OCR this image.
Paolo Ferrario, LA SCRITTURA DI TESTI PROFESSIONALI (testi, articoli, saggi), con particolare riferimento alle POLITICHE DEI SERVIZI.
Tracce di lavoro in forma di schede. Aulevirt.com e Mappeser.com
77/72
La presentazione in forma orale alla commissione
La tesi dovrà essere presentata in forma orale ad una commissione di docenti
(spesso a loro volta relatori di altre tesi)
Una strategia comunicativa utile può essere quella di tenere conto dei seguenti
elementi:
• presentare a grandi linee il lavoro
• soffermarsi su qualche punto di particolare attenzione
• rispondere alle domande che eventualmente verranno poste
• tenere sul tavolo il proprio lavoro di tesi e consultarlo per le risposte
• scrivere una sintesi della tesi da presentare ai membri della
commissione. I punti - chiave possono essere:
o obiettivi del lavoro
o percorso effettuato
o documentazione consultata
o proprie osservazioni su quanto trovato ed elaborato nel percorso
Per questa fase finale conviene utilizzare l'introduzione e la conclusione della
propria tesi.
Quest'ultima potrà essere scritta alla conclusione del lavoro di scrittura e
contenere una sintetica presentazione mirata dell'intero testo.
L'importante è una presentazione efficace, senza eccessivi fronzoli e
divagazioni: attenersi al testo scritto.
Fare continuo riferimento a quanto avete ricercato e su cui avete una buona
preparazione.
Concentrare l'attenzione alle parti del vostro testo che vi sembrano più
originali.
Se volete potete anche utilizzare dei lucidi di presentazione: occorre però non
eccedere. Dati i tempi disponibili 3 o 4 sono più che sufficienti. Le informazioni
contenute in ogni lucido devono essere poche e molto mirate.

* [What to do]
Tally the lines in the entries above that hold the word "presentazione". Reply with nothing but that count.

* [Task result]
4